Exercise requirements ->
Each line containing the word "annotation" must be collected.

(Part of a data file)

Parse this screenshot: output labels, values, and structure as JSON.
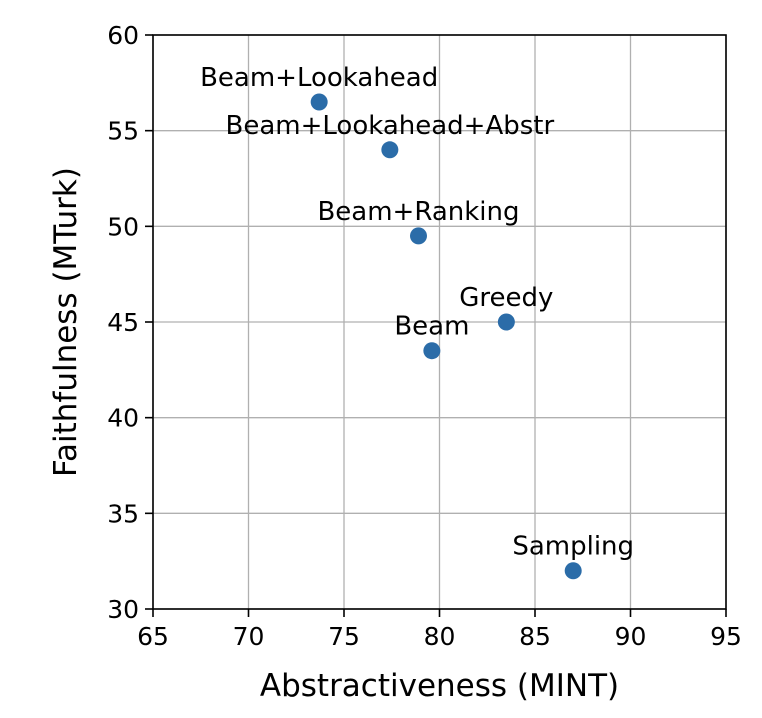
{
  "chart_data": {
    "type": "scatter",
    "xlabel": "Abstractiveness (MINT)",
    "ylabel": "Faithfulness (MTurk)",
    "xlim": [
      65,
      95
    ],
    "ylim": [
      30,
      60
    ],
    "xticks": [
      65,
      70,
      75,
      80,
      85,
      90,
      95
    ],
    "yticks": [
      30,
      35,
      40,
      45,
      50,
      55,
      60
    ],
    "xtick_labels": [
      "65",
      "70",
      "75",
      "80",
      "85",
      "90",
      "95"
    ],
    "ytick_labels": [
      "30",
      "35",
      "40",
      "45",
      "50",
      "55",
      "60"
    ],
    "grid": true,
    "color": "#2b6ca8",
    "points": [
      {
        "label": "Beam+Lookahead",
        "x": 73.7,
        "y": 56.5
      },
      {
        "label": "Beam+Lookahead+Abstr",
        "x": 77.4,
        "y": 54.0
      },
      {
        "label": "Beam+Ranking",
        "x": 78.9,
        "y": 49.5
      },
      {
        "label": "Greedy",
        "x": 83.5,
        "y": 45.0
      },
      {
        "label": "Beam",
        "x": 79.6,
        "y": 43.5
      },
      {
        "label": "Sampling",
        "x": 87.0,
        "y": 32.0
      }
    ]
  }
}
* * *
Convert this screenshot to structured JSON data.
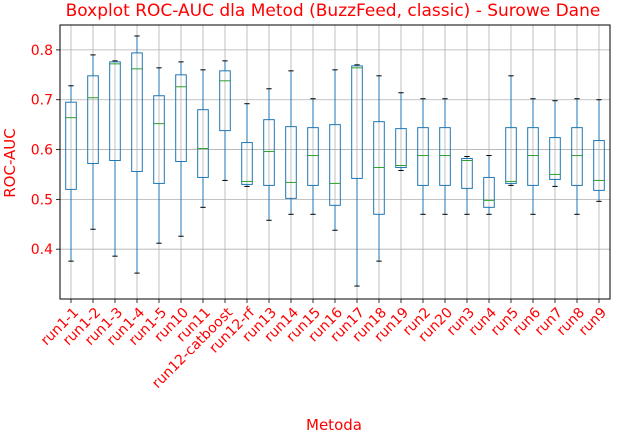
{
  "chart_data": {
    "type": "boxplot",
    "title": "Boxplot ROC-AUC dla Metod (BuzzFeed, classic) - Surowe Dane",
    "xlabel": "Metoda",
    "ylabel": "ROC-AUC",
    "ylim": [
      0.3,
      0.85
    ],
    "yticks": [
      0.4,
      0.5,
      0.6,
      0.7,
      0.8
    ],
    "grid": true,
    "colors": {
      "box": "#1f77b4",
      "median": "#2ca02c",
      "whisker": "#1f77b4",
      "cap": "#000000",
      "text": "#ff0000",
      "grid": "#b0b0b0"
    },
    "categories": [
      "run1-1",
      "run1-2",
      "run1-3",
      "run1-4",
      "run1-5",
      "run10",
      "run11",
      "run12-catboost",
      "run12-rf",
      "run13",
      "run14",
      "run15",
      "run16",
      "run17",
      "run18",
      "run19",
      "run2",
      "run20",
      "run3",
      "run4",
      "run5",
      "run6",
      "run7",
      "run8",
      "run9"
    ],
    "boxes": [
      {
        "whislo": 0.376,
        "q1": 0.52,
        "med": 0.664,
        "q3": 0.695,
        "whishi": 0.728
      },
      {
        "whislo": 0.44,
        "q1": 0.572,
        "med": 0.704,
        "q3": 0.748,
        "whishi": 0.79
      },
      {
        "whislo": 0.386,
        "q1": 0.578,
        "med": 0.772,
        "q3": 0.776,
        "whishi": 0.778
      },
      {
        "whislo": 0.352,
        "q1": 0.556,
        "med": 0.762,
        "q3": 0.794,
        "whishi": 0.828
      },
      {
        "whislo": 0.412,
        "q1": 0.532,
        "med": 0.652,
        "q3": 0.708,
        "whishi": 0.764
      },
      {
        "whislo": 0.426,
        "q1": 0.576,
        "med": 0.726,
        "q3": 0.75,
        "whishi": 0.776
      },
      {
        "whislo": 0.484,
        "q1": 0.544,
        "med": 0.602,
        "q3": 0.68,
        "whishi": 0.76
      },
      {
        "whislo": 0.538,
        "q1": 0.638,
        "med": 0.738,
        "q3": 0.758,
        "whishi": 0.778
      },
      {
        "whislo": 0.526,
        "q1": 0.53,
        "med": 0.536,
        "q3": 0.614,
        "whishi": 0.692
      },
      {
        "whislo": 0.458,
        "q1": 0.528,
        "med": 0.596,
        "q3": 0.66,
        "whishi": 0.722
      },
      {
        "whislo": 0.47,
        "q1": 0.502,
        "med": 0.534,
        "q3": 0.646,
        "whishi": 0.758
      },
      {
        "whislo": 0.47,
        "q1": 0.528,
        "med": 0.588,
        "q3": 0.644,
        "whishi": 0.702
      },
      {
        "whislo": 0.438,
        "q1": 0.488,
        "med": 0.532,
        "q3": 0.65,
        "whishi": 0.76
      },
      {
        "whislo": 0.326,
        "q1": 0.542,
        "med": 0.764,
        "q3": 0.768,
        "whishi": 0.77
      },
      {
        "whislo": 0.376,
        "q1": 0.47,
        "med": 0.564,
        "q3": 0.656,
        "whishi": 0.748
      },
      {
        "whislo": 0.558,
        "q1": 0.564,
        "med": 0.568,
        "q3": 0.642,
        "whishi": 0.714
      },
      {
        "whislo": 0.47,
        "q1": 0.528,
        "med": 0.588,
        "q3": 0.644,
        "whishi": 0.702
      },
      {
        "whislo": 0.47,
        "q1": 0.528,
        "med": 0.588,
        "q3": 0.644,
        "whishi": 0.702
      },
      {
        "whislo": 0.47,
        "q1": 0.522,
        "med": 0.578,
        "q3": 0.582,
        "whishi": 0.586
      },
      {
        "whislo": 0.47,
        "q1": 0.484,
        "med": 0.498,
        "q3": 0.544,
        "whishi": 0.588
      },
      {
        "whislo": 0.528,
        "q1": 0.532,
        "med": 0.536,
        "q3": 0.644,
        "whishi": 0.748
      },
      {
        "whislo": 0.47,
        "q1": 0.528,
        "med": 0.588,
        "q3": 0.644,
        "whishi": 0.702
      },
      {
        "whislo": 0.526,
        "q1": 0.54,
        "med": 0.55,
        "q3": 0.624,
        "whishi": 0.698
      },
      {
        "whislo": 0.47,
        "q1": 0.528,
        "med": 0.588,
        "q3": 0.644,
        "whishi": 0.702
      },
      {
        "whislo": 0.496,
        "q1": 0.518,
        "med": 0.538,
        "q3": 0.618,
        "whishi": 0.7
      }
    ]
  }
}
==
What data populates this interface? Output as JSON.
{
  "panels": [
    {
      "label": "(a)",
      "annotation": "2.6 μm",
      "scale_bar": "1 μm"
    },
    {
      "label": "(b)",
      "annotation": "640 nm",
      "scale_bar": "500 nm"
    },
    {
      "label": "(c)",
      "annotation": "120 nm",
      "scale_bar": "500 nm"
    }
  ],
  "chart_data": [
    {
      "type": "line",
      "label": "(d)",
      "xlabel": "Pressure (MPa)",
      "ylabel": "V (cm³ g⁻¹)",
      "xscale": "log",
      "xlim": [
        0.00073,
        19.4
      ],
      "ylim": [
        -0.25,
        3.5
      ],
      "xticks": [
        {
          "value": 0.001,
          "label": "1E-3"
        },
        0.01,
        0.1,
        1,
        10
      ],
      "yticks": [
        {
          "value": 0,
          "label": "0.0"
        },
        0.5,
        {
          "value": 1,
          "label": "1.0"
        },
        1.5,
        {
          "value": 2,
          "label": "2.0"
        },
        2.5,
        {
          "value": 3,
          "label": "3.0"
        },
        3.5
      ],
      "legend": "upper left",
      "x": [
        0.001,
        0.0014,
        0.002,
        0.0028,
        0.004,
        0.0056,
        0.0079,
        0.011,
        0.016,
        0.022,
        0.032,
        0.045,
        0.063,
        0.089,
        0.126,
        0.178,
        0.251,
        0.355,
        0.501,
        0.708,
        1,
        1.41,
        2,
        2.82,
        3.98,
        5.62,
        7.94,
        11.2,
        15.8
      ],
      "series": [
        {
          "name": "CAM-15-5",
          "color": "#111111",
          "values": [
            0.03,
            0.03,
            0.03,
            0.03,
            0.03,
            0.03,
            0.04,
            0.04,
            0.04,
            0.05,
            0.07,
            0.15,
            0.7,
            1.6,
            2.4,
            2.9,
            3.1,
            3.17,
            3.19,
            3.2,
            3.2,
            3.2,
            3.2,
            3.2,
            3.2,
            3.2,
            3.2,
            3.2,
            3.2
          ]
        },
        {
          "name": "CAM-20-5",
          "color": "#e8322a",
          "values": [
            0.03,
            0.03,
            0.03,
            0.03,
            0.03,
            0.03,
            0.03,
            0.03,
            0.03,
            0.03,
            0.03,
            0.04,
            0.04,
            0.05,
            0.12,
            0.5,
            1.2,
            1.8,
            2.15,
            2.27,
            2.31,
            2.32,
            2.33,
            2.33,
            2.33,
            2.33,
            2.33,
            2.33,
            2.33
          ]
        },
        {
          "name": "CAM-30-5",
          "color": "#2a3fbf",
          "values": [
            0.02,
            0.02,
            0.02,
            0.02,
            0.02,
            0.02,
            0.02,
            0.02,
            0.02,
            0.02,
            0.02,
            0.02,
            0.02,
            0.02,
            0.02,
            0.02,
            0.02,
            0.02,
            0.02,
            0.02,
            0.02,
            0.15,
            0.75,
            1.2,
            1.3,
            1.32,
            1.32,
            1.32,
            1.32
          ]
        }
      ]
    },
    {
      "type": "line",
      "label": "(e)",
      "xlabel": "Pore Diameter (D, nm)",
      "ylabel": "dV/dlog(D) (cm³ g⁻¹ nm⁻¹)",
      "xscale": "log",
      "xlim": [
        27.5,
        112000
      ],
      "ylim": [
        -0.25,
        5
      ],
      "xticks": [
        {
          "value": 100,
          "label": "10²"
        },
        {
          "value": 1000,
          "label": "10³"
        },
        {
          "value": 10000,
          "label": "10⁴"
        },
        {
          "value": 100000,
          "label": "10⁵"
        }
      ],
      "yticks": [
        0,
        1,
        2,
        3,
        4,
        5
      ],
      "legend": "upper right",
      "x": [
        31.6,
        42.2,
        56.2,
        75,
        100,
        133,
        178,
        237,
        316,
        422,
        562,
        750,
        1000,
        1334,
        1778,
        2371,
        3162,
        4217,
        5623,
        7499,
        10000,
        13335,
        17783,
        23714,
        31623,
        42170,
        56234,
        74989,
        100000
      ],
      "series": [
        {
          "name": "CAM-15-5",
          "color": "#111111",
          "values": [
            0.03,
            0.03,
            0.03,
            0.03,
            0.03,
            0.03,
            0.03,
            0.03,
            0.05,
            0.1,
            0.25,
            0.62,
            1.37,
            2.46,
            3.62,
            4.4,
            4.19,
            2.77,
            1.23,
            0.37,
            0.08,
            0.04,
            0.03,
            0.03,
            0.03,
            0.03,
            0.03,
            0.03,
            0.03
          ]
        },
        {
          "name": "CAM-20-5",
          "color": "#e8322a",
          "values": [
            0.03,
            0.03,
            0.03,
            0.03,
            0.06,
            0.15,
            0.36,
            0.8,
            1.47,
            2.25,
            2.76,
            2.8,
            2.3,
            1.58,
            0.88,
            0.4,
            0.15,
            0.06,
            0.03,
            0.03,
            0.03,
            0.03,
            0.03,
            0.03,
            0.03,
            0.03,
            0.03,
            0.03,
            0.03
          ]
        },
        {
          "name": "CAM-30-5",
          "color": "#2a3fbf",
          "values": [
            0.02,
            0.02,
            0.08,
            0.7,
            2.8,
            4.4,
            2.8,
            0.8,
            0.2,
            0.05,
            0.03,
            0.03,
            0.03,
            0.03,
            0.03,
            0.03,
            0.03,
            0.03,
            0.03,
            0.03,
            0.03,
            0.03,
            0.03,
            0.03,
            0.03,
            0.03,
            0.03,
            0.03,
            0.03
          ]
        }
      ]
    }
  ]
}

The output ->
      "annotation": "2.6 μm",
      "annotation": "640 nm",
      "annotation": "120 nm",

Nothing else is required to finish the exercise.